> [Exercise instructions]
Counting only lines that hold "Metals", give the total and nothing more.

Dataset rows about figures
══════════
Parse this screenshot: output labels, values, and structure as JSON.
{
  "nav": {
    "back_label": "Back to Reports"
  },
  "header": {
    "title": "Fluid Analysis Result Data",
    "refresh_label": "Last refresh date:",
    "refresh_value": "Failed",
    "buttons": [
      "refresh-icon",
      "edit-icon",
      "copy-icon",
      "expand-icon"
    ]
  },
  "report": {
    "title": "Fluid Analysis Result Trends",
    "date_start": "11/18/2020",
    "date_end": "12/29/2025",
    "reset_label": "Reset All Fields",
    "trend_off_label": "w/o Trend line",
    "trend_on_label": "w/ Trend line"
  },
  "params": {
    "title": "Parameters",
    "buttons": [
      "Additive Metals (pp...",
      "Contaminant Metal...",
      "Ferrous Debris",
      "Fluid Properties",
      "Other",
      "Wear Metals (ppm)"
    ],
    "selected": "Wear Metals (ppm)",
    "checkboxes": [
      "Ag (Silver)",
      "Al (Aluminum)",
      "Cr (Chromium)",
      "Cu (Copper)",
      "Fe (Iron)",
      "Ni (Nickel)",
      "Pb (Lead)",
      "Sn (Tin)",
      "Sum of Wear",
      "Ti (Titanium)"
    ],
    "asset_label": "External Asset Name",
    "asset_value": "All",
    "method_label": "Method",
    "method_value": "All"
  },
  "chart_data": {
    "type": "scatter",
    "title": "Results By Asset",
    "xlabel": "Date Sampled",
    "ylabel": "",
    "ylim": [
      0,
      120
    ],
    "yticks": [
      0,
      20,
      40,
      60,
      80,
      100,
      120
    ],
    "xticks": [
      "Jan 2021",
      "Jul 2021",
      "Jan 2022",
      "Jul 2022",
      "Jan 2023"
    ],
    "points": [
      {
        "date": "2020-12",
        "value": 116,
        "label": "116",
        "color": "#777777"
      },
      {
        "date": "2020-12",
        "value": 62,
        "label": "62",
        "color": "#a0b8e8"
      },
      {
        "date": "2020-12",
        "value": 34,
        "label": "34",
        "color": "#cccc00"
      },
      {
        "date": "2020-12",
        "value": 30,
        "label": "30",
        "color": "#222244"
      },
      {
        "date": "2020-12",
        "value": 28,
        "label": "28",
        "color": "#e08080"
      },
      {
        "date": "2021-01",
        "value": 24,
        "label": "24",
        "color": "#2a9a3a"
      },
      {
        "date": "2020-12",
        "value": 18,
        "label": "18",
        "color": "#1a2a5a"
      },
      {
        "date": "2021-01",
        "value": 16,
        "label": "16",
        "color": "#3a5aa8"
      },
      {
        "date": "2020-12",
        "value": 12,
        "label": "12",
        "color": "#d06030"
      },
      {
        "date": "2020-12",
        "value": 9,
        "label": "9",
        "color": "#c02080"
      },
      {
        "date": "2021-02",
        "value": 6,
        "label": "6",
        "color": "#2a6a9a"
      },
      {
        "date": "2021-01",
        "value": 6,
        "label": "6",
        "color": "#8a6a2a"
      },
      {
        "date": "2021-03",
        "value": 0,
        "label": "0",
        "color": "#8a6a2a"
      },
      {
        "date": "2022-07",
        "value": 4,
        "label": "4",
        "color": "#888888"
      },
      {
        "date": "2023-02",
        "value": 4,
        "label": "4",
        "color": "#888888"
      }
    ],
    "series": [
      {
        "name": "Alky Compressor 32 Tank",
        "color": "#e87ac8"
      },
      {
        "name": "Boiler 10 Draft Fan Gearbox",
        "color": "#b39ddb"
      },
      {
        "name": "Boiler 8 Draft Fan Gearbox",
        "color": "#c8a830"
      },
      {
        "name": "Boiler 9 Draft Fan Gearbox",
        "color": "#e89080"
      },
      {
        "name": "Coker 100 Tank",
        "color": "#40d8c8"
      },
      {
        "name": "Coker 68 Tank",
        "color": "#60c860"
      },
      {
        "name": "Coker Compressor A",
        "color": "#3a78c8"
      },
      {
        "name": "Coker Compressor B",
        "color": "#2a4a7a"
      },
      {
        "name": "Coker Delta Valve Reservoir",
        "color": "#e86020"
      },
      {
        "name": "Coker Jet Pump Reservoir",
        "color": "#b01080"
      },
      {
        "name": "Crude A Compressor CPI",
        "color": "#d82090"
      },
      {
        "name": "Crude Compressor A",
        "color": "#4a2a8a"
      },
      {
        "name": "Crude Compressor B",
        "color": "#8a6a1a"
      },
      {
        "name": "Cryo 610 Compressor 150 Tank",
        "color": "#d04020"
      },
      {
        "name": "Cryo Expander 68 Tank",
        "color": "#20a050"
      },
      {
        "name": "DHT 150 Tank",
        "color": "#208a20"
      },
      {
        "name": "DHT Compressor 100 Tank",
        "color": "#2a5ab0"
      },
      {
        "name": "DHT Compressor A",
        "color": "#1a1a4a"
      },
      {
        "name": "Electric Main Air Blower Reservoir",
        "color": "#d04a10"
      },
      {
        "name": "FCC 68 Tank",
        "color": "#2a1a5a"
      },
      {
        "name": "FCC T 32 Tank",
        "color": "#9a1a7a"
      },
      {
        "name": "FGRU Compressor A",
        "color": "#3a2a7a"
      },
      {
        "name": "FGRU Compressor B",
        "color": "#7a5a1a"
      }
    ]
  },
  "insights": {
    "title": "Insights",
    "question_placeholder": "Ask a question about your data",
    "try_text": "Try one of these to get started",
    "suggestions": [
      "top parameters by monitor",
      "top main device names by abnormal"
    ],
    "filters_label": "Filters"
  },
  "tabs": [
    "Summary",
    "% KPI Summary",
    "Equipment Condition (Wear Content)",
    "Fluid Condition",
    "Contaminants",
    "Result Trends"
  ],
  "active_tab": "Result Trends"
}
══════════
> [Correct output]
3